WRITTEN TASK: Which lines of the records contain "init"? Collect every one of them.

━━━ SUPPLIED MATERIAL ━━━

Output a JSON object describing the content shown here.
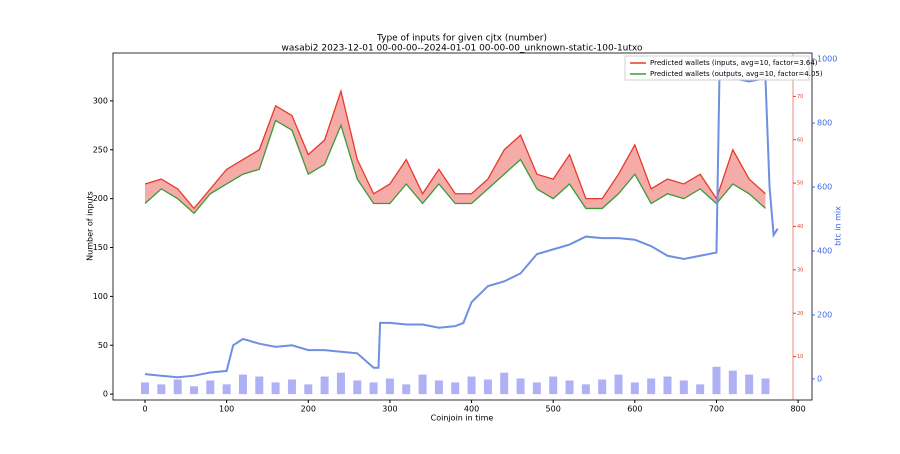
{
  "chart_data": {
    "type": "line",
    "title": "Type of inputs for given cjtx (number)",
    "subtitle": "wasabi2 2023-12-01 00-00-00--2024-01-01 00-00-00_unknown-static-100-1utxo",
    "x_label": "Coinjoin in time",
    "y_label": "Number of inputs",
    "y2_label": "btc in mix",
    "xlim": [
      -39.2,
      817
    ],
    "xticks": [
      0,
      100,
      200,
      300,
      400,
      500,
      600,
      700,
      800
    ],
    "ylim": [
      -6,
      349
    ],
    "yticks": [
      0,
      50,
      100,
      150,
      200,
      250,
      300
    ],
    "y2lim": [
      -66,
      1019
    ],
    "y2ticks": [
      0,
      200,
      400,
      600,
      800,
      1000
    ],
    "y3lim": [
      0,
      80
    ],
    "y3ticks": [
      10,
      20,
      30,
      40,
      50,
      60,
      70
    ],
    "y3color": "#e8392b",
    "legend": "upper right",
    "fill_between": "#f4a3a0",
    "x": [
      0,
      20,
      40,
      60,
      80,
      100,
      120,
      140,
      160,
      180,
      200,
      220,
      240,
      260,
      280,
      300,
      320,
      340,
      360,
      380,
      400,
      420,
      440,
      460,
      480,
      500,
      520,
      540,
      560,
      580,
      600,
      620,
      640,
      660,
      680,
      700,
      720,
      740,
      760
    ],
    "series": [
      {
        "name": "Predicted wallets (inputs, avg=10, factor=3.64)",
        "color": "#e8392b",
        "values": [
          215,
          220,
          210,
          190,
          210,
          230,
          240,
          250,
          295,
          285,
          245,
          260,
          310,
          240,
          205,
          215,
          240,
          205,
          230,
          205,
          205,
          220,
          250,
          265,
          225,
          220,
          245,
          200,
          200,
          225,
          255,
          210,
          220,
          215,
          225,
          200,
          250,
          220,
          205
        ]
      },
      {
        "name": "Predicted wallets (outputs, avg=10, factor=4.05)",
        "color": "#3a9a3a",
        "values": [
          195,
          210,
          200,
          185,
          205,
          215,
          225,
          230,
          280,
          270,
          225,
          235,
          275,
          220,
          195,
          195,
          215,
          195,
          215,
          195,
          195,
          210,
          225,
          240,
          210,
          200,
          215,
          190,
          190,
          205,
          225,
          195,
          205,
          200,
          210,
          195,
          215,
          205,
          190
        ]
      }
    ],
    "bars": {
      "color": "#9c9cf2",
      "values": [
        12,
        10,
        15,
        8,
        14,
        10,
        20,
        18,
        12,
        15,
        10,
        18,
        22,
        14,
        12,
        16,
        10,
        20,
        14,
        12,
        18,
        15,
        22,
        16,
        12,
        18,
        14,
        10,
        15,
        20,
        12,
        16,
        18,
        14,
        10,
        28,
        24,
        20,
        16
      ]
    },
    "btc": {
      "color": "#6f8fe0",
      "axis": "y2",
      "x": [
        0,
        20,
        40,
        60,
        80,
        100,
        108,
        120,
        140,
        160,
        180,
        200,
        220,
        240,
        260,
        280,
        286,
        288,
        300,
        320,
        340,
        360,
        380,
        390,
        400,
        420,
        440,
        460,
        480,
        500,
        520,
        540,
        560,
        580,
        600,
        620,
        640,
        660,
        680,
        700,
        704,
        720,
        740,
        760,
        765,
        770,
        775
      ],
      "values": [
        15,
        10,
        5,
        10,
        20,
        25,
        105,
        125,
        110,
        100,
        105,
        90,
        90,
        85,
        80,
        35,
        35,
        175,
        175,
        170,
        170,
        160,
        165,
        175,
        240,
        290,
        305,
        330,
        390,
        405,
        420,
        445,
        440,
        440,
        435,
        415,
        385,
        375,
        385,
        395,
        1000,
        940,
        930,
        940,
        600,
        450,
        470
      ]
    }
  }
}
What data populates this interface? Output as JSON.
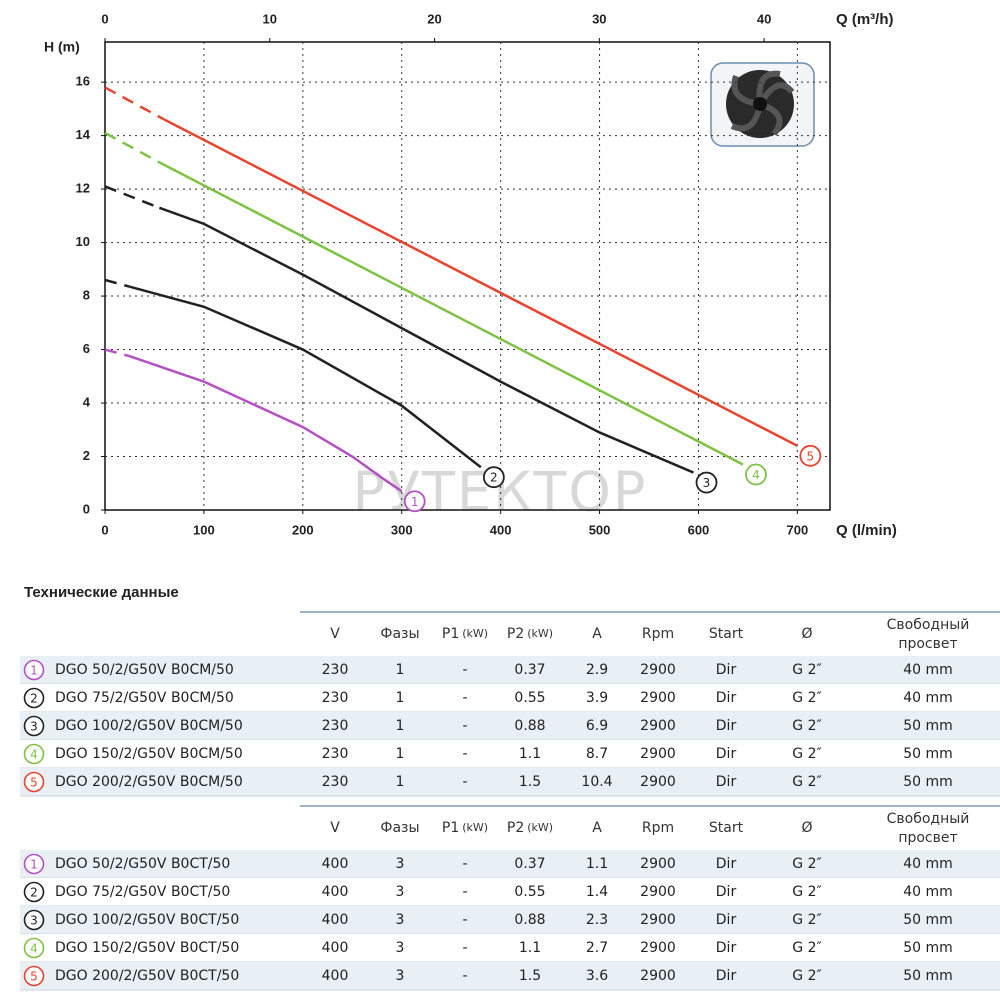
{
  "chart_data": {
    "type": "line",
    "y_label": "H (m)",
    "x_label": "Q (l/min)",
    "x2_label": "Q (m³/h)",
    "watermark": "РУТЕКТОР",
    "xlim": [
      0,
      733
    ],
    "xticks": [
      0,
      100,
      200,
      300,
      400,
      500,
      600,
      700
    ],
    "x2lim": [
      0,
      44
    ],
    "x2ticks": [
      0,
      10,
      20,
      30,
      40
    ],
    "ylim": [
      0,
      17.5
    ],
    "yticks": [
      0,
      2,
      4,
      6,
      8,
      10,
      12,
      14,
      16
    ],
    "grid": true,
    "series": [
      {
        "name": "1",
        "color": "#b54fc4",
        "x": [
          0,
          25,
          100,
          200,
          250,
          280,
          300
        ],
        "values": [
          6.0,
          5.75,
          4.8,
          3.1,
          2.0,
          1.2,
          0.7
        ]
      },
      {
        "name": "2",
        "color": "#222222",
        "x": [
          0,
          25,
          100,
          200,
          300,
          380
        ],
        "values": [
          8.6,
          8.35,
          7.6,
          6.0,
          3.9,
          1.6
        ]
      },
      {
        "name": "3",
        "color": "#222222",
        "x": [
          0,
          55,
          100,
          200,
          300,
          400,
          500,
          595
        ],
        "values": [
          12.1,
          11.3,
          10.7,
          8.8,
          6.8,
          4.8,
          2.9,
          1.4
        ]
      },
      {
        "name": "4",
        "color": "#7dc242",
        "x": [
          0,
          55,
          645
        ],
        "values": [
          14.1,
          13.0,
          1.7
        ]
      },
      {
        "name": "5",
        "color": "#e8432e",
        "x": [
          0,
          60,
          700
        ],
        "values": [
          15.8,
          14.6,
          2.4
        ]
      }
    ]
  },
  "section_title": "Технические данные",
  "tables": [
    {
      "header": [
        "V",
        "Фазы",
        {
          "text": "P1",
          "unit": "(kW)"
        },
        {
          "text": "P2",
          "unit": "(kW)"
        },
        "A",
        "Rpm",
        "Start",
        "Ø",
        [
          "Свободный",
          "просвет"
        ]
      ],
      "rows": [
        {
          "num": "1",
          "model": "DGO 50/2/G50V B0CM/50",
          "cells": [
            "230",
            "1",
            "-",
            "0.37",
            "2.9",
            "2900",
            "Dir",
            "G 2″",
            "40 mm"
          ]
        },
        {
          "num": "2",
          "model": "DGO 75/2/G50V B0CM/50",
          "cells": [
            "230",
            "1",
            "-",
            "0.55",
            "3.9",
            "2900",
            "Dir",
            "G 2″",
            "40 mm"
          ]
        },
        {
          "num": "3",
          "model": "DGO 100/2/G50V B0CM/50",
          "cells": [
            "230",
            "1",
            "-",
            "0.88",
            "6.9",
            "2900",
            "Dir",
            "G 2″",
            "50 mm"
          ]
        },
        {
          "num": "4",
          "model": "DGO 150/2/G50V B0CM/50",
          "cells": [
            "230",
            "1",
            "-",
            "1.1",
            "8.7",
            "2900",
            "Dir",
            "G 2″",
            "50 mm"
          ]
        },
        {
          "num": "5",
          "model": "DGO 200/2/G50V B0CM/50",
          "cells": [
            "230",
            "1",
            "-",
            "1.5",
            "10.4",
            "2900",
            "Dir",
            "G 2″",
            "50 mm"
          ]
        }
      ]
    },
    {
      "header": [
        "V",
        "Фазы",
        {
          "text": "P1",
          "unit": "(kW)"
        },
        {
          "text": "P2",
          "unit": "(kW)"
        },
        "A",
        "Rpm",
        "Start",
        "Ø",
        [
          "Свободный",
          "просвет"
        ]
      ],
      "rows": [
        {
          "num": "1",
          "model": "DGO 50/2/G50V B0CT/50",
          "cells": [
            "400",
            "3",
            "-",
            "0.37",
            "1.1",
            "2900",
            "Dir",
            "G 2″",
            "40 mm"
          ]
        },
        {
          "num": "2",
          "model": "DGO 75/2/G50V B0CT/50",
          "cells": [
            "400",
            "3",
            "-",
            "0.55",
            "1.4",
            "2900",
            "Dir",
            "G 2″",
            "40 mm"
          ]
        },
        {
          "num": "3",
          "model": "DGO 100/2/G50V B0CT/50",
          "cells": [
            "400",
            "3",
            "-",
            "0.88",
            "2.3",
            "2900",
            "Dir",
            "G 2″",
            "50 mm"
          ]
        },
        {
          "num": "4",
          "model": "DGO 150/2/G50V B0CT/50",
          "cells": [
            "400",
            "3",
            "-",
            "1.1",
            "2.7",
            "2900",
            "Dir",
            "G 2″",
            "50 mm"
          ]
        },
        {
          "num": "5",
          "model": "DGO 200/2/G50V B0CT/50",
          "cells": [
            "400",
            "3",
            "-",
            "1.5",
            "3.6",
            "2900",
            "Dir",
            "G 2″",
            "50 mm"
          ]
        }
      ]
    }
  ]
}
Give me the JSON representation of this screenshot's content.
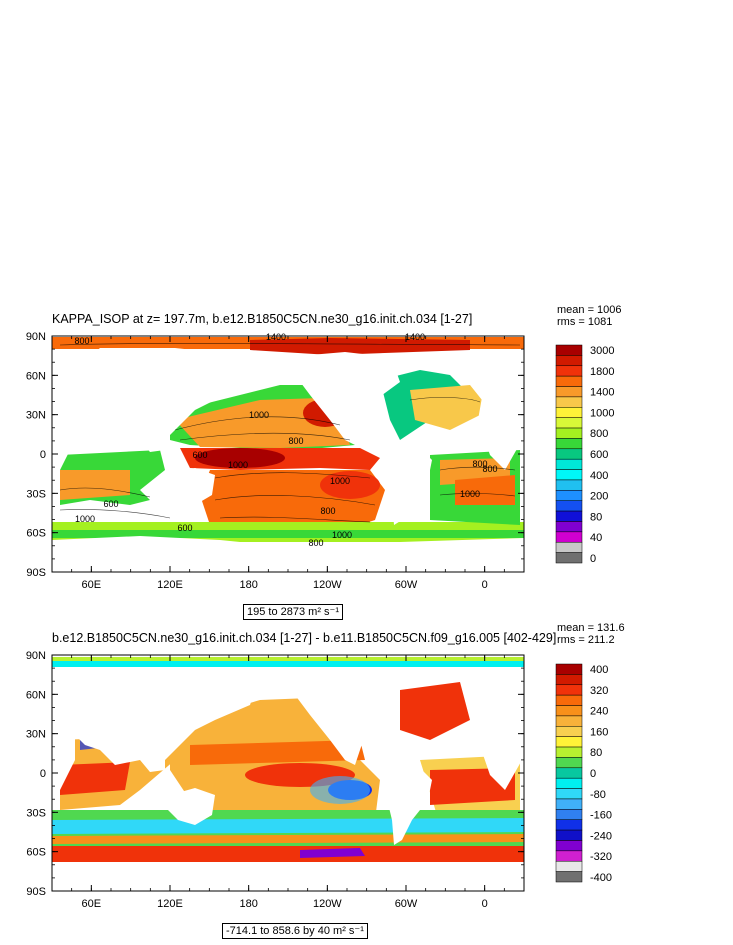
{
  "chart_data": [
    {
      "type": "heatmap",
      "title": "KAPPA_ISOP at z= 197.7m, b.e12.B1850C5CN.ne30_g16.init.ch.034 [1-27]",
      "stats": {
        "mean": "mean = 1006",
        "rms": "rms = 1081"
      },
      "range_label": "195 to 2873 m² s⁻¹",
      "x_ticks": [
        "60E",
        "120E",
        "180",
        "120W",
        "60W",
        "0"
      ],
      "y_ticks": [
        "90N",
        "60N",
        "30N",
        "0",
        "30S",
        "60S",
        "90S"
      ],
      "x_tick_values": [
        60,
        120,
        180,
        240,
        300,
        360
      ],
      "y_tick_values": [
        90,
        60,
        30,
        0,
        -30,
        -60,
        -90
      ],
      "lon_range": [
        30,
        390
      ],
      "lat_range": [
        -90,
        90
      ],
      "colorbar": {
        "labels": [
          "3000",
          "1800",
          "1400",
          "1000",
          "800",
          "600",
          "400",
          "200",
          "80",
          "40",
          "0"
        ],
        "colors": [
          "#a80000",
          "#d11a00",
          "#f0320a",
          "#f86a0a",
          "#f89a2a",
          "#f8c84a",
          "#fff238",
          "#d8f838",
          "#a4f020",
          "#38d838",
          "#08c880",
          "#00e8d8",
          "#00f8f8",
          "#20c0f0",
          "#1e90ff",
          "#1450f0",
          "#1010d8",
          "#8000d0",
          "#d000d0",
          "#c8c8c8",
          "#707070"
        ]
      },
      "contour_labels": [
        "1400",
        "1400",
        "800",
        "1000",
        "1000",
        "1000",
        "600",
        "800",
        "1000",
        "800",
        "600",
        "1000",
        "800",
        "600",
        "800",
        "1000",
        "800"
      ]
    },
    {
      "type": "heatmap",
      "title": "b.e12.B1850C5CN.ne30_g16.init.ch.034 [1-27] - b.e11.B1850C5CN.f09_g16.005 [402-429]",
      "stats": {
        "mean": "mean = 131.6",
        "rms": "rms = 211.2"
      },
      "range_label": "-714.1 to 858.6 by 40 m² s⁻¹",
      "x_ticks": [
        "60E",
        "120E",
        "180",
        "120W",
        "60W",
        "0"
      ],
      "y_ticks": [
        "90N",
        "60N",
        "30N",
        "0",
        "30S",
        "60S",
        "90S"
      ],
      "x_tick_values": [
        60,
        120,
        180,
        240,
        300,
        360
      ],
      "y_tick_values": [
        90,
        60,
        30,
        0,
        -30,
        -60,
        -90
      ],
      "lon_range": [
        30,
        390
      ],
      "lat_range": [
        -90,
        90
      ],
      "colorbar": {
        "labels": [
          "400",
          "320",
          "240",
          "160",
          "80",
          "0",
          "-80",
          "-160",
          "-240",
          "-320",
          "-400"
        ],
        "colors": [
          "#a80000",
          "#d11a00",
          "#f0320a",
          "#f86a0a",
          "#f8901a",
          "#f8b23a",
          "#f8d050",
          "#fff238",
          "#b8f030",
          "#50d850",
          "#08c8a0",
          "#00f0f0",
          "#30d8f8",
          "#40b0f8",
          "#3080f0",
          "#1030e8",
          "#1010c8",
          "#8000d0",
          "#d020d0",
          "#e8e8e8",
          "#707070"
        ]
      }
    }
  ]
}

━━━

EXERCISE RESPONSE:
      "title": "KAPPA_ISOP at z= 197.7m, b.e12.B1850C5CN.ne30_g16.init.ch.034 [1-27]",
      "title": "b.e12.B1850C5CN.ne30_g16.init.ch.034 [1-27] - b.e11.B1850C5CN.f09_g16.005 [402-429]",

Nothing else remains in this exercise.